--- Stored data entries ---
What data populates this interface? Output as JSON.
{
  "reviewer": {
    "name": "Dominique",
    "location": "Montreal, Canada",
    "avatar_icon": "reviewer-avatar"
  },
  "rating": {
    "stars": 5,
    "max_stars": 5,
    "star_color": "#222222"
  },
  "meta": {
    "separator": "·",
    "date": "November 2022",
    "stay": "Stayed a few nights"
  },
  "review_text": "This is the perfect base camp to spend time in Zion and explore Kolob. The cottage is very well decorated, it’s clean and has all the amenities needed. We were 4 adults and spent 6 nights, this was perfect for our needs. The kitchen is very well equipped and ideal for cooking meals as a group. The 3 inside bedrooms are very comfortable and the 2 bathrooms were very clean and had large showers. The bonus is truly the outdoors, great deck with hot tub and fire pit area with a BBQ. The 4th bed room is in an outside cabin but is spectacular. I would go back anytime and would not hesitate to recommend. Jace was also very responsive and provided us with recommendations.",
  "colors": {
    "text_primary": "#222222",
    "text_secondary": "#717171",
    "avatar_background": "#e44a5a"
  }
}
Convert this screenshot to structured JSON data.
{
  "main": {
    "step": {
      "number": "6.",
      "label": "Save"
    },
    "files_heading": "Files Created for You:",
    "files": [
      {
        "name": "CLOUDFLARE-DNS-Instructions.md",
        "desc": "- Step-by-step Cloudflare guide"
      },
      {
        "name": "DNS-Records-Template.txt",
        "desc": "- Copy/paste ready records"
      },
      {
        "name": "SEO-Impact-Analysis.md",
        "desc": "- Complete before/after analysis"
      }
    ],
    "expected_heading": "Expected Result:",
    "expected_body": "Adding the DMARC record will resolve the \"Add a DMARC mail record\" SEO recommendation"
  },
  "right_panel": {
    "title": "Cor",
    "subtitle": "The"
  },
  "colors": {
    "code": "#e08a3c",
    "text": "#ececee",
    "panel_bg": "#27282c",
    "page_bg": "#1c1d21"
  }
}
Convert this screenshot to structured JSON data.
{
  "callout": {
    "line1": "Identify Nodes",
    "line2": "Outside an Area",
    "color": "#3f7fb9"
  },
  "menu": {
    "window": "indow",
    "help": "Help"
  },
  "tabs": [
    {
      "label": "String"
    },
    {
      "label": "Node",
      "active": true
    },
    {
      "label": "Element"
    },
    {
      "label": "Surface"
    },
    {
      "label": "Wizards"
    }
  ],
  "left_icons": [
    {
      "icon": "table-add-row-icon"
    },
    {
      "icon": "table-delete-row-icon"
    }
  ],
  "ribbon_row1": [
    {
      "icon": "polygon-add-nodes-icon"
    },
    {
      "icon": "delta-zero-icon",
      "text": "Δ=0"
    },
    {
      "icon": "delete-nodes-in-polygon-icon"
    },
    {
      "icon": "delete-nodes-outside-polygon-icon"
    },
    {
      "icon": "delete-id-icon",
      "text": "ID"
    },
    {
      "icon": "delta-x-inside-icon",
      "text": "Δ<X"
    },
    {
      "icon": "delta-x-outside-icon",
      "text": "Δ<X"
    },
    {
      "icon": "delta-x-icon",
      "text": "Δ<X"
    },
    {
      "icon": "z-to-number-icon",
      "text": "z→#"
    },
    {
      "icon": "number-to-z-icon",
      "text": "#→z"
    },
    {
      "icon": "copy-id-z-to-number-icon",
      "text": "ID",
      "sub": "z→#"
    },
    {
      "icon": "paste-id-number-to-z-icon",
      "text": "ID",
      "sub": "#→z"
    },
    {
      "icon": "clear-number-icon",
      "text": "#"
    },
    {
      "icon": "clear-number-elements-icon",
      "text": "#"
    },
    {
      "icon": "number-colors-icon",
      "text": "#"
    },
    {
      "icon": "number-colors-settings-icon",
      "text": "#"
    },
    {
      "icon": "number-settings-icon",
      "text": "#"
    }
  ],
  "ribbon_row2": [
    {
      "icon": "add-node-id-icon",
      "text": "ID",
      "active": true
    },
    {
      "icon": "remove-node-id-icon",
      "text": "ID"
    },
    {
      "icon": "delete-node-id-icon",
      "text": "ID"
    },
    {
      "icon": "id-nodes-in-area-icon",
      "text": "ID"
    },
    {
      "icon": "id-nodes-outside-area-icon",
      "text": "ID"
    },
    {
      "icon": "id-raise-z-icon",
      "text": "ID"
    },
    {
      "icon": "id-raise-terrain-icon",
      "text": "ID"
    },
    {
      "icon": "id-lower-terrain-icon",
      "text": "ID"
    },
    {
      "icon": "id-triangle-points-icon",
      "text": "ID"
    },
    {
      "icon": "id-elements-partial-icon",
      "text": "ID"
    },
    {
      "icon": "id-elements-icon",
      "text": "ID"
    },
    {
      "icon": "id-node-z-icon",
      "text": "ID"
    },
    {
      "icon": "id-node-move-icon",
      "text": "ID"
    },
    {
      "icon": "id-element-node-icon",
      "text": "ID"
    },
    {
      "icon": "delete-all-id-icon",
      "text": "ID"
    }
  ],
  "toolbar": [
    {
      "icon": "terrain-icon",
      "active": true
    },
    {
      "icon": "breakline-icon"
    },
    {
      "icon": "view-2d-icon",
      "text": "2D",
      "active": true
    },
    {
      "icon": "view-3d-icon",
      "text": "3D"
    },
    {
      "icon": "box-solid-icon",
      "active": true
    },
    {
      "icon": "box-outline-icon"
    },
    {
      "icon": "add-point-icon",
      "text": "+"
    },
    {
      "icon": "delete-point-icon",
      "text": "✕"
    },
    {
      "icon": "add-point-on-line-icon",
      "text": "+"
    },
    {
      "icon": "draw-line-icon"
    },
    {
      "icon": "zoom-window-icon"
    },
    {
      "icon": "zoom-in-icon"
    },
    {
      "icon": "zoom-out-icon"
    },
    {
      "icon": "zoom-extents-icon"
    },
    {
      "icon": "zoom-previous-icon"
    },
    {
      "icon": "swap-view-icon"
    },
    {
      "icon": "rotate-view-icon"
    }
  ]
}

--- Task directions ---
In full and verbatim, repeat the records given above.

--- Answer to the task ---
What data populates this interface? Output as JSON.
{
  "reviewer": {
    "name": "Dominique",
    "location": "Montreal, Canada",
    "avatar_icon": "reviewer-avatar"
  },
  "rating": {
    "stars": 5,
    "max_stars": 5,
    "star_color": "#222222"
  },
  "meta": {
    "separator": "·",
    "date": "November 2022",
    "stay": "Stayed a few nights"
  },
  "review_text": "This is the perfect base camp to spend time in Zion and explore Kolob. The cottage is very well decorated, it’s clean and has all the amenities needed. We were 4 adults and spent 6 nights, this was perfect for our needs. The kitchen is very well equipped and ideal for cooking meals as a group. The 3 inside bedrooms are very comfortable and the 2 bathrooms were very clean and had large showers. The bonus is truly the outdoors, great deck with hot tub and fire pit area with a BBQ. The 4th bed room is in an outside cabin but is spectacular. I would go back anytime and would not hesitate to recommend. Jace was also very responsive and provided us with recommendations.",
  "colors": {
    "text_primary": "#222222",
    "text_secondary": "#717171",
    "avatar_background": "#e44a5a"
  }
}
Convert this screenshot to structured JSON data.
{
  "main": {
    "step": {
      "number": "6.",
      "label": "Save"
    },
    "files_heading": "Files Created for You:",
    "files": [
      {
        "name": "CLOUDFLARE-DNS-Instructions.md",
        "desc": "- Step-by-step Cloudflare guide"
      },
      {
        "name": "DNS-Records-Template.txt",
        "desc": "- Copy/paste ready records"
      },
      {
        "name": "SEO-Impact-Analysis.md",
        "desc": "- Complete before/after analysis"
      }
    ],
    "expected_heading": "Expected Result:",
    "expected_body": "Adding the DMARC record will resolve the \"Add a DMARC mail record\" SEO recommendation"
  },
  "right_panel": {
    "title": "Cor",
    "subtitle": "The"
  },
  "colors": {
    "code": "#e08a3c",
    "text": "#ececee",
    "panel_bg": "#27282c",
    "page_bg": "#1c1d21"
  }
}
Convert this screenshot to structured JSON data.
{
  "callout": {
    "line1": "Identify Nodes",
    "line2": "Outside an Area",
    "color": "#3f7fb9"
  },
  "menu": {
    "window": "indow",
    "help": "Help"
  },
  "tabs": [
    {
      "label": "String"
    },
    {
      "label": "Node",
      "active": true
    },
    {
      "label": "Element"
    },
    {
      "label": "Surface"
    },
    {
      "label": "Wizards"
    }
  ],
  "left_icons": [
    {
      "icon": "table-add-row-icon"
    },
    {
      "icon": "table-delete-row-icon"
    }
  ],
  "ribbon_row1": [
    {
      "icon": "polygon-add-nodes-icon"
    },
    {
      "icon": "delta-zero-icon",
      "text": "Δ=0"
    },
    {
      "icon": "delete-nodes-in-polygon-icon"
    },
    {
      "icon": "delete-nodes-outside-polygon-icon"
    },
    {
      "icon": "delete-id-icon",
      "text": "ID"
    },
    {
      "icon": "delta-x-inside-icon",
      "text": "Δ<X"
    },
    {
      "icon": "delta-x-outside-icon",
      "text": "Δ<X"
    },
    {
      "icon": "delta-x-icon",
      "text": "Δ<X"
    },
    {
      "icon": "z-to-number-icon",
      "text": "z→#"
    },
    {
      "icon": "number-to-z-icon",
      "text": "#→z"
    },
    {
      "icon": "copy-id-z-to-number-icon",
      "text": "ID",
      "sub": "z→#"
    },
    {
      "icon": "paste-id-number-to-z-icon",
      "text": "ID",
      "sub": "#→z"
    },
    {
      "icon": "clear-number-icon",
      "text": "#"
    },
    {
      "icon": "clear-number-elements-icon",
      "text": "#"
    },
    {
      "icon": "number-colors-icon",
      "text": "#"
    },
    {
      "icon": "number-colors-settings-icon",
      "text": "#"
    },
    {
      "icon": "number-settings-icon",
      "text": "#"
    }
  ],
  "ribbon_row2": [
    {
      "icon": "add-node-id-icon",
      "text": "ID",
      "active": true
    },
    {
      "icon": "remove-node-id-icon",
      "text": "ID"
    },
    {
      "icon": "delete-node-id-icon",
      "text": "ID"
    },
    {
      "icon": "id-nodes-in-area-icon",
      "text": "ID"
    },
    {
      "icon": "id-nodes-outside-area-icon",
      "text": "ID"
    },
    {
      "icon": "id-raise-z-icon",
      "text": "ID"
    },
    {
      "icon": "id-raise-terrain-icon",
      "text": "ID"
    },
    {
      "icon": "id-lower-terrain-icon",
      "text": "ID"
    },
    {
      "icon": "id-triangle-points-icon",
      "text": "ID"
    },
    {
      "icon": "id-elements-partial-icon",
      "text": "ID"
    },
    {
      "icon": "id-elements-icon",
      "text": "ID"
    },
    {
      "icon": "id-node-z-icon",
      "text": "ID"
    },
    {
      "icon": "id-node-move-icon",
      "text": "ID"
    },
    {
      "icon": "id-element-node-icon",
      "text": "ID"
    },
    {
      "icon": "delete-all-id-icon",
      "text": "ID"
    }
  ],
  "toolbar": [
    {
      "icon": "terrain-icon",
      "active": true
    },
    {
      "icon": "breakline-icon"
    },
    {
      "icon": "view-2d-icon",
      "text": "2D",
      "active": true
    },
    {
      "icon": "view-3d-icon",
      "text": "3D"
    },
    {
      "icon": "box-solid-icon",
      "active": true
    },
    {
      "icon": "box-outline-icon"
    },
    {
      "icon": "add-point-icon",
      "text": "+"
    },
    {
      "icon": "delete-point-icon",
      "text": "✕"
    },
    {
      "icon": "add-point-on-line-icon",
      "text": "+"
    },
    {
      "icon": "draw-line-icon"
    },
    {
      "icon": "zoom-window-icon"
    },
    {
      "icon": "zoom-in-icon"
    },
    {
      "icon": "zoom-out-icon"
    },
    {
      "icon": "zoom-extents-icon"
    },
    {
      "icon": "zoom-previous-icon"
    },
    {
      "icon": "swap-view-icon"
    },
    {
      "icon": "rotate-view-icon"
    }
  ]
}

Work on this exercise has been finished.